» **Required task**: All of the data below should be written out exactly.

Figure record listings:
◇ ◇ ◇ ◇ ◇

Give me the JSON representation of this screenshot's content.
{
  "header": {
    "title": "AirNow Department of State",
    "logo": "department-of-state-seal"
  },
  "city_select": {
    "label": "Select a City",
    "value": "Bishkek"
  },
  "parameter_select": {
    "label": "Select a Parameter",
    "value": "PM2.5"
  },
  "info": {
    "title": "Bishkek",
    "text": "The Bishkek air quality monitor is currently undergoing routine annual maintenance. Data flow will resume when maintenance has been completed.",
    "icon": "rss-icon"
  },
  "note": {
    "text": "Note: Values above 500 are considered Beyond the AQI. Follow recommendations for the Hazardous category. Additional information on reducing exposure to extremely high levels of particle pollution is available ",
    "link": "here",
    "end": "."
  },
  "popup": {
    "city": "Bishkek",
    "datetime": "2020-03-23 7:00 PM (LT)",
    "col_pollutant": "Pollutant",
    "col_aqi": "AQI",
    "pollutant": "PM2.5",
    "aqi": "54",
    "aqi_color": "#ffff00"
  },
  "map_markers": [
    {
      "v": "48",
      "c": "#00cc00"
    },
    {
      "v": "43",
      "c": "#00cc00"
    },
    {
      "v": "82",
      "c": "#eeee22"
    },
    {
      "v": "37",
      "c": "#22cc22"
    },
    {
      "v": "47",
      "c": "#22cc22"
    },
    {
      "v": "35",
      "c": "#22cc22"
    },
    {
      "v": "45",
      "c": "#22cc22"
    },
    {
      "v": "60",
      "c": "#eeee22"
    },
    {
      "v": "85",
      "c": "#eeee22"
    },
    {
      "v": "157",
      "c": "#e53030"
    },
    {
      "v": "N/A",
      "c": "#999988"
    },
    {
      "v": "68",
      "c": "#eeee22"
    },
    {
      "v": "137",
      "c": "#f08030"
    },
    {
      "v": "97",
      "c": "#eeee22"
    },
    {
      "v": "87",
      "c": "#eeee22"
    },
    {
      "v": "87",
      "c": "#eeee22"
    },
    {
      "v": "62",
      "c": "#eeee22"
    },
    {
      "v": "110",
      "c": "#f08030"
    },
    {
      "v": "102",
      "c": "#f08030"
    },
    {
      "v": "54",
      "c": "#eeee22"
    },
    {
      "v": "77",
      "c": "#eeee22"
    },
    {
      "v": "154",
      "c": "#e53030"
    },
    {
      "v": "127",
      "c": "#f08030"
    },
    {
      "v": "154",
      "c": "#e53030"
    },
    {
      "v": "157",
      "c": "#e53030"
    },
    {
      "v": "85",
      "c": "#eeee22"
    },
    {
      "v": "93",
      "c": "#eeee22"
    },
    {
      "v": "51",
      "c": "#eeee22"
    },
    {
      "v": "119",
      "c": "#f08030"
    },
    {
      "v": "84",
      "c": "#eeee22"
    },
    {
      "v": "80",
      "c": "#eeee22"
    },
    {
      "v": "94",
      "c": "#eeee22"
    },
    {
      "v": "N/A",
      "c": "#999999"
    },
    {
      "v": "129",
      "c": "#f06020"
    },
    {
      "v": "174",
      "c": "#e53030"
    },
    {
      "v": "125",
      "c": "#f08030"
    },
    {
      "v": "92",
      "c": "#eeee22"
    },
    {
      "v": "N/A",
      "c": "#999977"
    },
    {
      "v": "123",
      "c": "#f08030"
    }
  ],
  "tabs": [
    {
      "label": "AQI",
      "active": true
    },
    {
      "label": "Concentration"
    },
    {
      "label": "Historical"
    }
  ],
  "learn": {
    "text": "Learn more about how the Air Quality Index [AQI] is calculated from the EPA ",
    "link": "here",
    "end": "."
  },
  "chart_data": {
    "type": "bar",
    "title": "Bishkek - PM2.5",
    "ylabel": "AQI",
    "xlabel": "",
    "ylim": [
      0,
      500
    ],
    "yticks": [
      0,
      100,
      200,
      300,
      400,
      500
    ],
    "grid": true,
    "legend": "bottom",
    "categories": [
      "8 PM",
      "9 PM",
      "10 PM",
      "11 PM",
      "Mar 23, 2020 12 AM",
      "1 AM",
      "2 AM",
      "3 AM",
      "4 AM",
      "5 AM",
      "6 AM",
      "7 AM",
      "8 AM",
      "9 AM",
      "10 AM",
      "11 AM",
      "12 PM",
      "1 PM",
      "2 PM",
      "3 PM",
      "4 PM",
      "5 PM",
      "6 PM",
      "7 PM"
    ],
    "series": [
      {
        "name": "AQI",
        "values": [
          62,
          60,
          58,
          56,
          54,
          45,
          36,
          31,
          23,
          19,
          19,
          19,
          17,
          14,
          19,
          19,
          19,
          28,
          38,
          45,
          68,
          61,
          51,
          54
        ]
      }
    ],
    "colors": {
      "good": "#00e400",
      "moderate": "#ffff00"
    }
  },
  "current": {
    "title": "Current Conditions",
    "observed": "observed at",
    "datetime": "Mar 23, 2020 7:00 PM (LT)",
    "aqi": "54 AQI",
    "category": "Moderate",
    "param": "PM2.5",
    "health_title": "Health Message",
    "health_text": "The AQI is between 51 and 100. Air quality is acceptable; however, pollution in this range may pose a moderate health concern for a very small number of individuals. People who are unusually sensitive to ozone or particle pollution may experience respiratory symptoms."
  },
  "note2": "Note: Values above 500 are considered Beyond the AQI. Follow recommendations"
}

◇ ◇ ◇ ◇ ◇

» **Response for this exercise**:
Give me the JSON representation of this screenshot's content.
{
  "header": {
    "title": "AirNow Department of State",
    "logo": "department-of-state-seal"
  },
  "city_select": {
    "label": "Select a City",
    "value": "Bishkek"
  },
  "parameter_select": {
    "label": "Select a Parameter",
    "value": "PM2.5"
  },
  "info": {
    "title": "Bishkek",
    "text": "The Bishkek air quality monitor is currently undergoing routine annual maintenance. Data flow will resume when maintenance has been completed.",
    "icon": "rss-icon"
  },
  "note": {
    "text": "Note: Values above 500 are considered Beyond the AQI. Follow recommendations for the Hazardous category. Additional information on reducing exposure to extremely high levels of particle pollution is available ",
    "link": "here",
    "end": "."
  },
  "popup": {
    "city": "Bishkek",
    "datetime": "2020-03-23 7:00 PM (LT)",
    "col_pollutant": "Pollutant",
    "col_aqi": "AQI",
    "pollutant": "PM2.5",
    "aqi": "54",
    "aqi_color": "#ffff00"
  },
  "map_markers": [
    {
      "v": "48",
      "c": "#00cc00"
    },
    {
      "v": "43",
      "c": "#00cc00"
    },
    {
      "v": "82",
      "c": "#eeee22"
    },
    {
      "v": "37",
      "c": "#22cc22"
    },
    {
      "v": "47",
      "c": "#22cc22"
    },
    {
      "v": "35",
      "c": "#22cc22"
    },
    {
      "v": "45",
      "c": "#22cc22"
    },
    {
      "v": "60",
      "c": "#eeee22"
    },
    {
      "v": "85",
      "c": "#eeee22"
    },
    {
      "v": "157",
      "c": "#e53030"
    },
    {
      "v": "N/A",
      "c": "#999988"
    },
    {
      "v": "68",
      "c": "#eeee22"
    },
    {
      "v": "137",
      "c": "#f08030"
    },
    {
      "v": "97",
      "c": "#eeee22"
    },
    {
      "v": "87",
      "c": "#eeee22"
    },
    {
      "v": "87",
      "c": "#eeee22"
    },
    {
      "v": "62",
      "c": "#eeee22"
    },
    {
      "v": "110",
      "c": "#f08030"
    },
    {
      "v": "102",
      "c": "#f08030"
    },
    {
      "v": "54",
      "c": "#eeee22"
    },
    {
      "v": "77",
      "c": "#eeee22"
    },
    {
      "v": "154",
      "c": "#e53030"
    },
    {
      "v": "127",
      "c": "#f08030"
    },
    {
      "v": "154",
      "c": "#e53030"
    },
    {
      "v": "157",
      "c": "#e53030"
    },
    {
      "v": "85",
      "c": "#eeee22"
    },
    {
      "v": "93",
      "c": "#eeee22"
    },
    {
      "v": "51",
      "c": "#eeee22"
    },
    {
      "v": "119",
      "c": "#f08030"
    },
    {
      "v": "84",
      "c": "#eeee22"
    },
    {
      "v": "80",
      "c": "#eeee22"
    },
    {
      "v": "94",
      "c": "#eeee22"
    },
    {
      "v": "N/A",
      "c": "#999999"
    },
    {
      "v": "129",
      "c": "#f06020"
    },
    {
      "v": "174",
      "c": "#e53030"
    },
    {
      "v": "125",
      "c": "#f08030"
    },
    {
      "v": "92",
      "c": "#eeee22"
    },
    {
      "v": "N/A",
      "c": "#999977"
    },
    {
      "v": "123",
      "c": "#f08030"
    }
  ],
  "tabs": [
    {
      "label": "AQI",
      "active": true
    },
    {
      "label": "Concentration"
    },
    {
      "label": "Historical"
    }
  ],
  "learn": {
    "text": "Learn more about how the Air Quality Index [AQI] is calculated from the EPA ",
    "link": "here",
    "end": "."
  },
  "chart_data": {
    "type": "bar",
    "title": "Bishkek - PM2.5",
    "ylabel": "AQI",
    "xlabel": "",
    "ylim": [
      0,
      500
    ],
    "yticks": [
      0,
      100,
      200,
      300,
      400,
      500
    ],
    "grid": true,
    "legend": "bottom",
    "categories": [
      "8 PM",
      "9 PM",
      "10 PM",
      "11 PM",
      "Mar 23, 2020 12 AM",
      "1 AM",
      "2 AM",
      "3 AM",
      "4 AM",
      "5 AM",
      "6 AM",
      "7 AM",
      "8 AM",
      "9 AM",
      "10 AM",
      "11 AM",
      "12 PM",
      "1 PM",
      "2 PM",
      "3 PM",
      "4 PM",
      "5 PM",
      "6 PM",
      "7 PM"
    ],
    "series": [
      {
        "name": "AQI",
        "values": [
          62,
          60,
          58,
          56,
          54,
          45,
          36,
          31,
          23,
          19,
          19,
          19,
          17,
          14,
          19,
          19,
          19,
          28,
          38,
          45,
          68,
          61,
          51,
          54
        ]
      }
    ],
    "colors": {
      "good": "#00e400",
      "moderate": "#ffff00"
    }
  },
  "current": {
    "title": "Current Conditions",
    "observed": "observed at",
    "datetime": "Mar 23, 2020 7:00 PM (LT)",
    "aqi": "54 AQI",
    "category": "Moderate",
    "param": "PM2.5",
    "health_title": "Health Message",
    "health_text": "The AQI is between 51 and 100. Air quality is acceptable; however, pollution in this range may pose a moderate health concern for a very small number of individuals. People who are unusually sensitive to ozone or particle pollution may experience respiratory symptoms."
  },
  "note2": "Note: Values above 500 are considered Beyond the AQI. Follow recommendations"
}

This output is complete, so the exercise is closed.